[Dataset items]
— BEGIN —

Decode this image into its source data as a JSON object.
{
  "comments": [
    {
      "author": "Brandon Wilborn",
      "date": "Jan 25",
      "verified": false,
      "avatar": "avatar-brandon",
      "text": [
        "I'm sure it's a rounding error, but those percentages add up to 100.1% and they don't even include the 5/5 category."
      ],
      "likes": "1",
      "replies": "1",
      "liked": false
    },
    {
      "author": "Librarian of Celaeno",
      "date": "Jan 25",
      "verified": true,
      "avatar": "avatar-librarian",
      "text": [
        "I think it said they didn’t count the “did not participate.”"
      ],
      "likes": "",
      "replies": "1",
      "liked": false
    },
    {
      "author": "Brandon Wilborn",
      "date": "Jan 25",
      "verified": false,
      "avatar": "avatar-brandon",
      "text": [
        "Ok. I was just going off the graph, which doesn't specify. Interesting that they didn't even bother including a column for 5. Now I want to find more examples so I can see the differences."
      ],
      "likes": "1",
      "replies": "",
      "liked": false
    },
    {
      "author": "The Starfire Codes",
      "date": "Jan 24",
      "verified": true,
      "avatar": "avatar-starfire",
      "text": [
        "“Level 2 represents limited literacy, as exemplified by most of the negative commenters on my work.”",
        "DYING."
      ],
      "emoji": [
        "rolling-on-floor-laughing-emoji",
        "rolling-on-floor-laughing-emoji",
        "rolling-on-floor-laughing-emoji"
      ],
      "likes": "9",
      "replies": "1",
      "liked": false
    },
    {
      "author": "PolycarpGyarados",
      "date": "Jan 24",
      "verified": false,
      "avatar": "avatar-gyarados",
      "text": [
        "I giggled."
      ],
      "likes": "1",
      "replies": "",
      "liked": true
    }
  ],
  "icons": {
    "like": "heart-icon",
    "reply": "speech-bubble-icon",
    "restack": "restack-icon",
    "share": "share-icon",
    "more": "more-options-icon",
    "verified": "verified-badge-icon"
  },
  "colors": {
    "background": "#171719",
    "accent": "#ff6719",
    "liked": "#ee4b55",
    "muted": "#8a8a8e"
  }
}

— END —

■ Task instructions
Repeat the material above in full, keeping every word.

■ Final result
Decode this image into its source data as a JSON object.
{
  "comments": [
    {
      "author": "Brandon Wilborn",
      "date": "Jan 25",
      "verified": false,
      "avatar": "avatar-brandon",
      "text": [
        "I'm sure it's a rounding error, but those percentages add up to 100.1% and they don't even include the 5/5 category."
      ],
      "likes": "1",
      "replies": "1",
      "liked": false
    },
    {
      "author": "Librarian of Celaeno",
      "date": "Jan 25",
      "verified": true,
      "avatar": "avatar-librarian",
      "text": [
        "I think it said they didn’t count the “did not participate.”"
      ],
      "likes": "",
      "replies": "1",
      "liked": false
    },
    {
      "author": "Brandon Wilborn",
      "date": "Jan 25",
      "verified": false,
      "avatar": "avatar-brandon",
      "text": [
        "Ok. I was just going off the graph, which doesn't specify. Interesting that they didn't even bother including a column for 5. Now I want to find more examples so I can see the differences."
      ],
      "likes": "1",
      "replies": "",
      "liked": false
    },
    {
      "author": "The Starfire Codes",
      "date": "Jan 24",
      "verified": true,
      "avatar": "avatar-starfire",
      "text": [
        "“Level 2 represents limited literacy, as exemplified by most of the negative commenters on my work.”",
        "DYING."
      ],
      "emoji": [
        "rolling-on-floor-laughing-emoji",
        "rolling-on-floor-laughing-emoji",
        "rolling-on-floor-laughing-emoji"
      ],
      "likes": "9",
      "replies": "1",
      "liked": false
    },
    {
      "author": "PolycarpGyarados",
      "date": "Jan 24",
      "verified": false,
      "avatar": "avatar-gyarados",
      "text": [
        "I giggled."
      ],
      "likes": "1",
      "replies": "",
      "liked": true
    }
  ],
  "icons": {
    "like": "heart-icon",
    "reply": "speech-bubble-icon",
    "restack": "restack-icon",
    "share": "share-icon",
    "more": "more-options-icon",
    "verified": "verified-badge-icon"
  },
  "colors": {
    "background": "#171719",
    "accent": "#ff6719",
    "liked": "#ee4b55",
    "muted": "#8a8a8e"
  }
}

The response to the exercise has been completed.